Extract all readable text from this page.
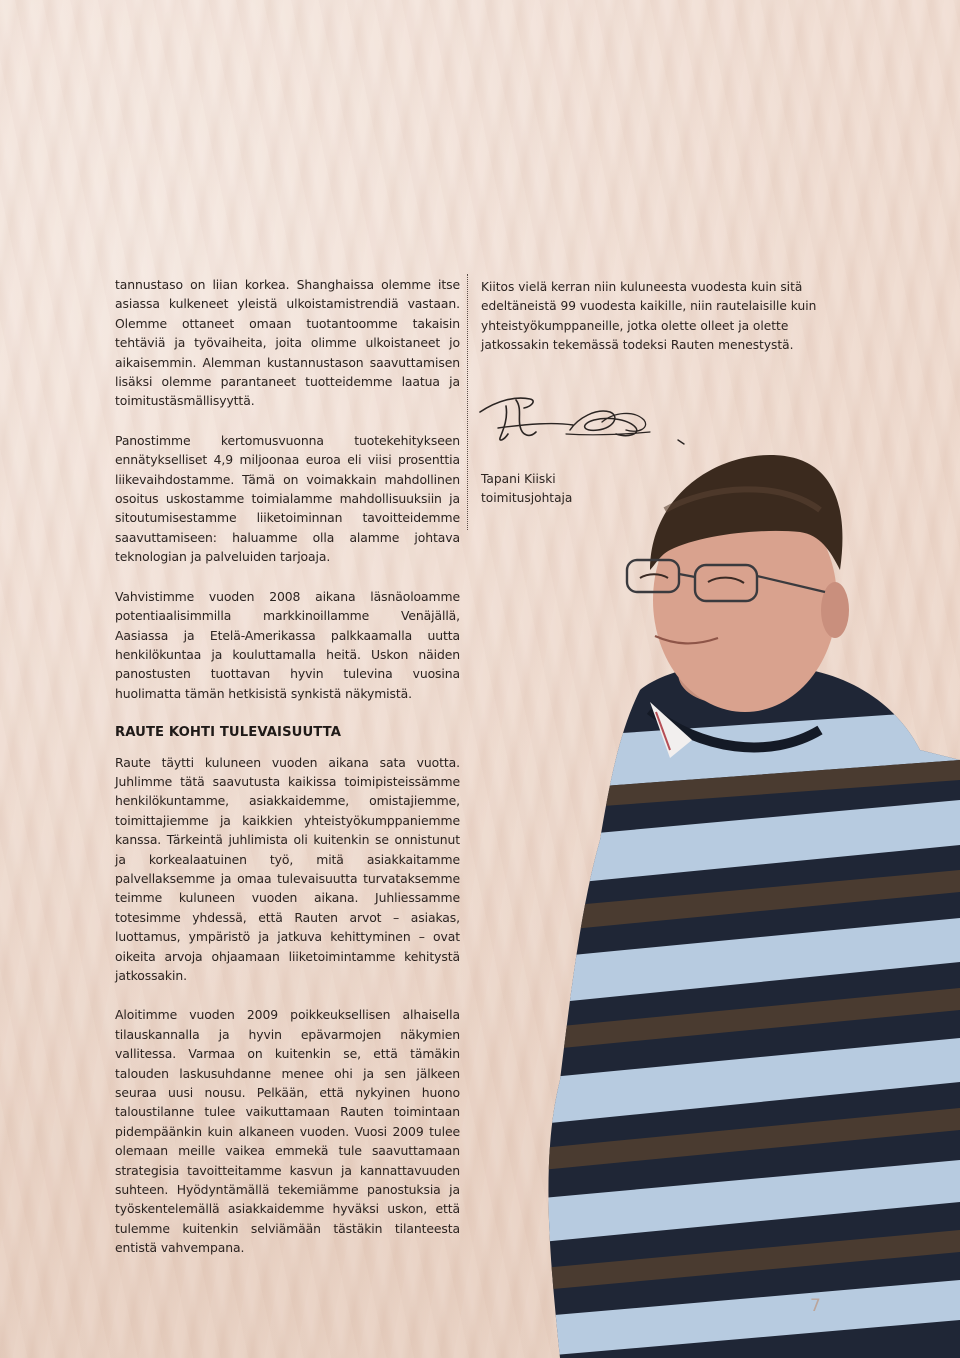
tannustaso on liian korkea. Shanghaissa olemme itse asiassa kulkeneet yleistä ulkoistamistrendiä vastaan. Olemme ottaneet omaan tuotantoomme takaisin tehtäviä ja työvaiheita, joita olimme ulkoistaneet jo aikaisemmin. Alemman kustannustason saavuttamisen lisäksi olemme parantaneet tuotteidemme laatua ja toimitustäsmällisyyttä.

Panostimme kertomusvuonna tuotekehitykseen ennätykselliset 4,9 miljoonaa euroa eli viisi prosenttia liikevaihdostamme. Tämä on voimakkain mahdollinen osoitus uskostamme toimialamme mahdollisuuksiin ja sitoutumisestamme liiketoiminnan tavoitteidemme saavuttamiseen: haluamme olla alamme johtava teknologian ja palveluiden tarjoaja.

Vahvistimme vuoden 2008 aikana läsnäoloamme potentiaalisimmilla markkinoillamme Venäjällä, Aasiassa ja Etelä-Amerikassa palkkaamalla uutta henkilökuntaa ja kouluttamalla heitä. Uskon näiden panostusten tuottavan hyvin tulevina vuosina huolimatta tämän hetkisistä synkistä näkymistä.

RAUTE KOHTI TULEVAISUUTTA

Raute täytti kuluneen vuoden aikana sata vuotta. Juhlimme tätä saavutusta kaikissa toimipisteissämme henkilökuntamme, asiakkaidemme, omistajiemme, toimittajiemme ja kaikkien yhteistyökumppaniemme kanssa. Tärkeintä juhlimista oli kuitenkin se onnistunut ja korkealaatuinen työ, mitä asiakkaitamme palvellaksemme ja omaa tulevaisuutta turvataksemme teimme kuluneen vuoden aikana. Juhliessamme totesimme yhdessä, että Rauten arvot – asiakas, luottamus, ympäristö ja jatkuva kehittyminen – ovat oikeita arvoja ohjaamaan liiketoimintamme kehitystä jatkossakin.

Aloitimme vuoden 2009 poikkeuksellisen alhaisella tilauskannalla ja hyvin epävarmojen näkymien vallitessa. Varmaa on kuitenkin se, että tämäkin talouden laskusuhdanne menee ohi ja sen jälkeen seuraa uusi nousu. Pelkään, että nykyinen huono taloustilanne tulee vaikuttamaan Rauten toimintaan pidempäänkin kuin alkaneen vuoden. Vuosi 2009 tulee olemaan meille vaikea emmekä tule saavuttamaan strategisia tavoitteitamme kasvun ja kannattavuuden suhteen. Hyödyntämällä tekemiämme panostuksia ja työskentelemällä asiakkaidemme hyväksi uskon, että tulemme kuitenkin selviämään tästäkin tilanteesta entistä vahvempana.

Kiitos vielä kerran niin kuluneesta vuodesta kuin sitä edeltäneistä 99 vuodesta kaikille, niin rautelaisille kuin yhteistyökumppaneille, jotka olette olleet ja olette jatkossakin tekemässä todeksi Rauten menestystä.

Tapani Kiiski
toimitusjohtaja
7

**Required task**
Omit the pictures and output all of the other material exactly.

**Right answer**
Extract all readable text from this page.
tannustaso on liian korkea. Shanghaissa olemme itse asiassa kulkeneet yleistä ulkoistamistrendiä vastaan. Olemme ottaneet omaan tuotantoomme takaisin tehtäviä ja työvaiheita, joita olimme ulkoistaneet jo aikaisemmin. Alemman kustannustason saavuttamisen lisäksi olemme parantaneet tuotteidemme laatua ja toimitustäsmällisyyttä.

Panostimme kertomusvuonna tuotekehitykseen ennätykselliset 4,9 miljoonaa euroa eli viisi prosenttia liikevaihdostamme. Tämä on voimakkain mahdollinen osoitus uskostamme toimialamme mahdollisuuksiin ja sitoutumisestamme liiketoiminnan tavoitteidemme saavuttamiseen: haluamme olla alamme johtava teknologian ja palveluiden tarjoaja.

Vahvistimme vuoden 2008 aikana läsnäoloamme potentiaalisimmilla markkinoillamme Venäjällä, Aasiassa ja Etelä-Amerikassa palkkaamalla uutta henkilökuntaa ja kouluttamalla heitä. Uskon näiden panostusten tuottavan hyvin tulevina vuosina huolimatta tämän hetkisistä synkistä näkymistä.

RAUTE KOHTI TULEVAISUUTTA

Raute täytti kuluneen vuoden aikana sata vuotta. Juhlimme tätä saavutusta kaikissa toimipisteissämme henkilökuntamme, asiakkaidemme, omistajiemme, toimittajiemme ja kaikkien yhteistyökumppaniemme kanssa. Tärkeintä juhlimista oli kuitenkin se onnistunut ja korkealaatuinen työ, mitä asiakkaitamme palvellaksemme ja omaa tulevaisuutta turvataksemme teimme kuluneen vuoden aikana. Juhliessamme totesimme yhdessä, että Rauten arvot – asiakas, luottamus, ympäristö ja jatkuva kehittyminen – ovat oikeita arvoja ohjaamaan liiketoimintamme kehitystä jatkossakin.

Aloitimme vuoden 2009 poikkeuksellisen alhaisella tilauskannalla ja hyvin epävarmojen näkymien vallitessa. Varmaa on kuitenkin se, että tämäkin talouden laskusuhdanne menee ohi ja sen jälkeen seuraa uusi nousu. Pelkään, että nykyinen huono taloustilanne tulee vaikuttamaan Rauten toimintaan pidempäänkin kuin alkaneen vuoden. Vuosi 2009 tulee olemaan meille vaikea emmekä tule saavuttamaan strategisia tavoitteitamme kasvun ja kannattavuuden suhteen. Hyödyntämällä tekemiämme panostuksia ja työskentelemällä asiakkaidemme hyväksi uskon, että tulemme kuitenkin selviämään tästäkin tilanteesta entistä vahvempana.

Kiitos vielä kerran niin kuluneesta vuodesta kuin sitä edeltäneistä 99 vuodesta kaikille, niin rautelaisille kuin yhteistyökumppaneille, jotka olette olleet ja olette jatkossakin tekemässä todeksi Rauten menestystä.

Tapani Kiiski
toimitusjohtaja
7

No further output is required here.